■ **WRITTEN REQUEST**
Copy every line of the records below that holds the word "ولنا".
begin SOURCE DATA
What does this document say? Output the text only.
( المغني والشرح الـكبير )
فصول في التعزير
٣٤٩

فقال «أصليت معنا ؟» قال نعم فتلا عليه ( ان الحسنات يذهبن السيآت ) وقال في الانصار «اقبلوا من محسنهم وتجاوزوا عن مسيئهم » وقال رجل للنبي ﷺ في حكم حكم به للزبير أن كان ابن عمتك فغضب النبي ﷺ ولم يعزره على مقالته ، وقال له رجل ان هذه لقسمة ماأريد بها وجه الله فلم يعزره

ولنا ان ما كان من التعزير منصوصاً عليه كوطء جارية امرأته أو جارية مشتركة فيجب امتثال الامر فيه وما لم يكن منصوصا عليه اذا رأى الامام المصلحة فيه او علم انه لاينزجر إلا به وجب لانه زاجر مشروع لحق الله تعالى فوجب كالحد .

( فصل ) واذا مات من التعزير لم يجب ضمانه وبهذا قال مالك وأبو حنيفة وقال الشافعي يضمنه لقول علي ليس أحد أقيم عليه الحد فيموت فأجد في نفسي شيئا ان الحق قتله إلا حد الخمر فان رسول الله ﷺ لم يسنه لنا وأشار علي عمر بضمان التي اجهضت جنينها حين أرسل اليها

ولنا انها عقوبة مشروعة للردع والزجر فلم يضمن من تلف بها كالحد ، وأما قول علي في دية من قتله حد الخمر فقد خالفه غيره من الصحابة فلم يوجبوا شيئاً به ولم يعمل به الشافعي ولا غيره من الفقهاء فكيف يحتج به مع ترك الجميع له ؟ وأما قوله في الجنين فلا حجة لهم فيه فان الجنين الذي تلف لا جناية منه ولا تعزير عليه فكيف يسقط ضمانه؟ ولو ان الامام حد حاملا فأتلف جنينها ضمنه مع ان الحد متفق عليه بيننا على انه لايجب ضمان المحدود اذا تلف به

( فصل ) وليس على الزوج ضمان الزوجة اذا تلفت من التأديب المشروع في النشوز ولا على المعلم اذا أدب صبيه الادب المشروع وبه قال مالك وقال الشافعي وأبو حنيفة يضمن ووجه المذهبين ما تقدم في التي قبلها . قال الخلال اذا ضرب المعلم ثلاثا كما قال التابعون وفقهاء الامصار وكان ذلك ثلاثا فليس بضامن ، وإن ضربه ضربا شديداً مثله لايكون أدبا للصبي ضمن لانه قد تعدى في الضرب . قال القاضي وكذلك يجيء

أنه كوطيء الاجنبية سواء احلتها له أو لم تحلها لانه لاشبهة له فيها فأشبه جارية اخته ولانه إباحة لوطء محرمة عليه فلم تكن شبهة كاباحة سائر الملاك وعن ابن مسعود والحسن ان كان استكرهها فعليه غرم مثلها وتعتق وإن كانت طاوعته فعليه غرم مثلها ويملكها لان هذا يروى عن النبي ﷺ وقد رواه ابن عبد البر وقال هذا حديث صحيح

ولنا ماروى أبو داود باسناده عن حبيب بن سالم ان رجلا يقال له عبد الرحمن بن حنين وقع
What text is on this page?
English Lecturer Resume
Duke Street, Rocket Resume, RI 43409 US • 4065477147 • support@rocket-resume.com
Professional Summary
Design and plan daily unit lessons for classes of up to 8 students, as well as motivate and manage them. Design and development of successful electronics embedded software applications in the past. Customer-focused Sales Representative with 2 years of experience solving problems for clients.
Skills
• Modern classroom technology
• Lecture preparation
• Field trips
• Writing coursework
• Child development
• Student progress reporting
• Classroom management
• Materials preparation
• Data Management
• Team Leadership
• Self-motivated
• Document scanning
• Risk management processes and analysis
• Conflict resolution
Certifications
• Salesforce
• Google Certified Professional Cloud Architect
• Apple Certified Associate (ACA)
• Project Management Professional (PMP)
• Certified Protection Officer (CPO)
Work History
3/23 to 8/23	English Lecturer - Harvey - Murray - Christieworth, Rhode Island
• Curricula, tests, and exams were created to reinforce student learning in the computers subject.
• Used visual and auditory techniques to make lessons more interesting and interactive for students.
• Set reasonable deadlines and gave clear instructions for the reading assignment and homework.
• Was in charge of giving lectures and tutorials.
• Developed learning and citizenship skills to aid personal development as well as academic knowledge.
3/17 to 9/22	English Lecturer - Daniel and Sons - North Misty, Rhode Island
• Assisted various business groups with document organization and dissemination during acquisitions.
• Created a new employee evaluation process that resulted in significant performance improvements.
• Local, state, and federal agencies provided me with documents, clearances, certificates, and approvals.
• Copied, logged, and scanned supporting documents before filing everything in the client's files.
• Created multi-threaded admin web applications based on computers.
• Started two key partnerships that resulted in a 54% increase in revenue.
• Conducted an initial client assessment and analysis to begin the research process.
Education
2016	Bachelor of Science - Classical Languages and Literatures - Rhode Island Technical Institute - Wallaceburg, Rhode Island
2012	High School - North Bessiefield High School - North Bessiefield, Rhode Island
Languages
end SOURCE DATA
■ **ANSWER FOR THIS EXERCISE**
ولنا ان ما كان من التعزير منصوصاً عليه كوطء جارية امرأته أو جارية مشتركة فيجب امتثال الامر فيه وما لم يكن منصوصا عليه اذا رأى الامام المصلحة فيه او علم انه لاينزجر إلا به وجب لانه زاجر مشروع لحق الله تعالى فوجب كالحد .
ولنا انها عقوبة مشروعة للردع والزجر فلم يضمن من تلف بها كالحد ، وأما قول علي في دية من قتله حد الخمر فقد خالفه غيره من الصحابة فلم يوجبوا شيئاً به ولم يعمل به الشافعي ولا غيره من الفقهاء فكيف يحتج به مع ترك الجميع له ؟ وأما قوله في الجنين فلا حجة لهم فيه فان الجنين الذي تلف لا جناية منه ولا تعزير عليه فكيف يسقط ضمانه؟ ولو ان الامام حد حاملا فأتلف جنينها ضمنه مع ان الحد متفق عليه بيننا على انه لايجب ضمان المحدود اذا تلف به
ولنا ماروى أبو داود باسناده عن حبيب بن سالم ان رجلا يقال له عبد الرحمن بن حنين وقع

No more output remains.